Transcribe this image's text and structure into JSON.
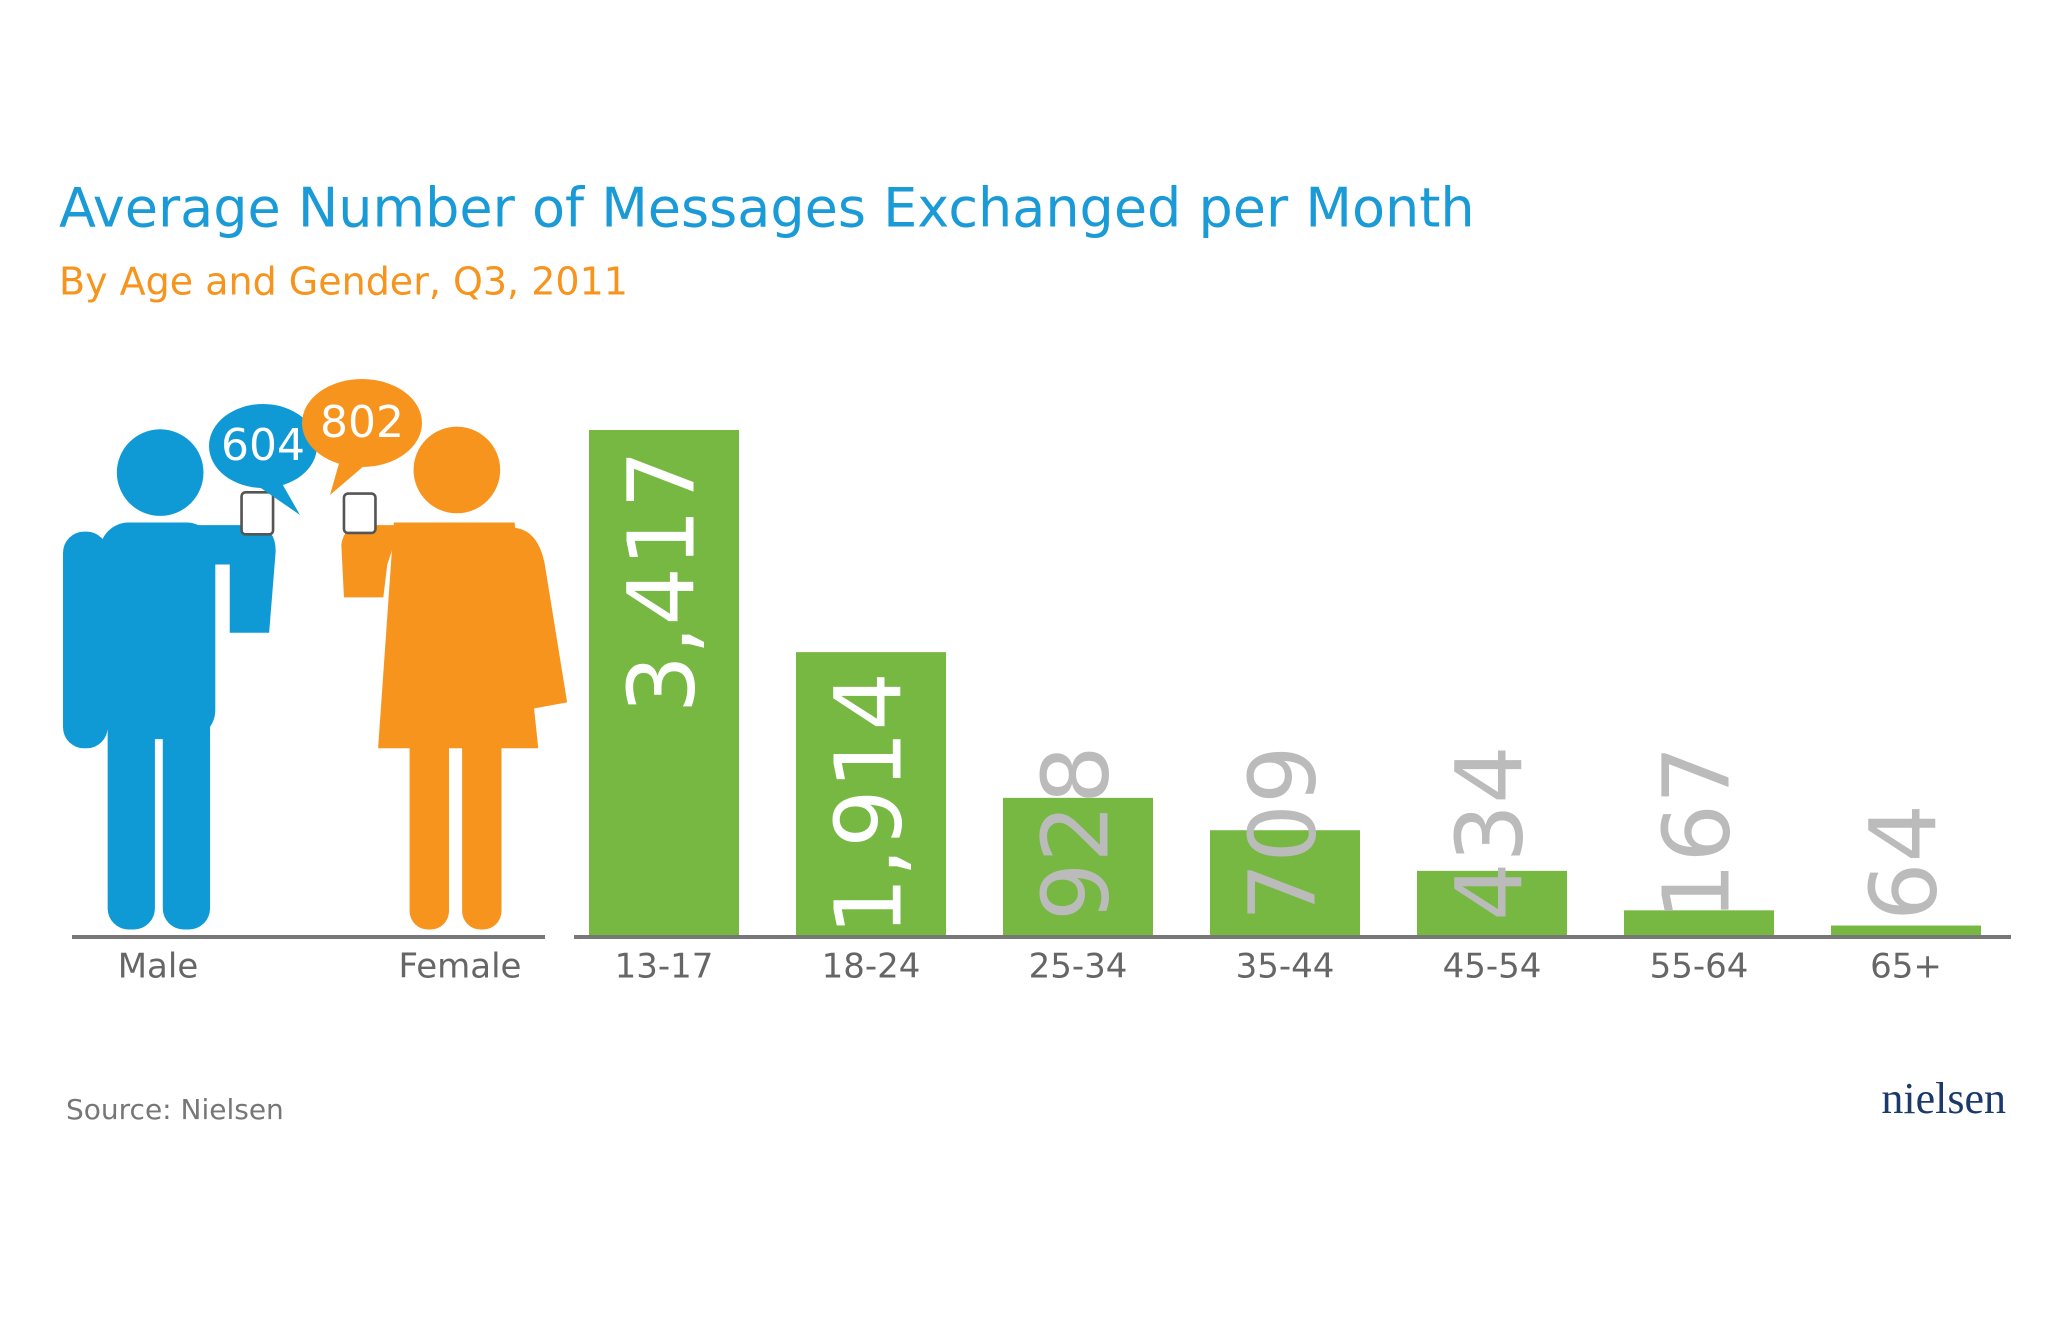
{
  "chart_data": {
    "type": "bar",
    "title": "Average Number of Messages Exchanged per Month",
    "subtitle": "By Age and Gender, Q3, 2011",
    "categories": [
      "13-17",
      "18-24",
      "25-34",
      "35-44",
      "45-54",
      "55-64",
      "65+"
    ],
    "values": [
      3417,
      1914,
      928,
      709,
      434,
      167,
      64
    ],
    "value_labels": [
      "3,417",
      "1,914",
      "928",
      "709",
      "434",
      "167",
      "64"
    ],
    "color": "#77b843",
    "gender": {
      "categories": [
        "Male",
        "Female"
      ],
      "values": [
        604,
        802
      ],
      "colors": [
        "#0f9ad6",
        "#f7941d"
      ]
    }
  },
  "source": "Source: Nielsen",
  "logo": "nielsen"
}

◇ ◇ ◇ ◇ ◇ ◇ ◇

Task to complete - Leave out the pictures and give the rest of the records again exactly.

Task result -
Transcribe this image's text and structure into JSON.
{
  "chart_data": {
    "type": "bar",
    "title": "Average Number of Messages Exchanged per Month",
    "subtitle": "By Age and Gender, Q3, 2011",
    "categories": [
      "13-17",
      "18-24",
      "25-34",
      "35-44",
      "45-54",
      "55-64",
      "65+"
    ],
    "values": [
      3417,
      1914,
      928,
      709,
      434,
      167,
      64
    ],
    "value_labels": [
      "3,417",
      "1,914",
      "928",
      "709",
      "434",
      "167",
      "64"
    ],
    "color": "#77b843",
    "gender": {
      "categories": [
        "Male",
        "Female"
      ],
      "values": [
        604,
        802
      ],
      "colors": [
        "#0f9ad6",
        "#f7941d"
      ]
    }
  },
  "source": "Source: Nielsen",
  "logo": "nielsen"
}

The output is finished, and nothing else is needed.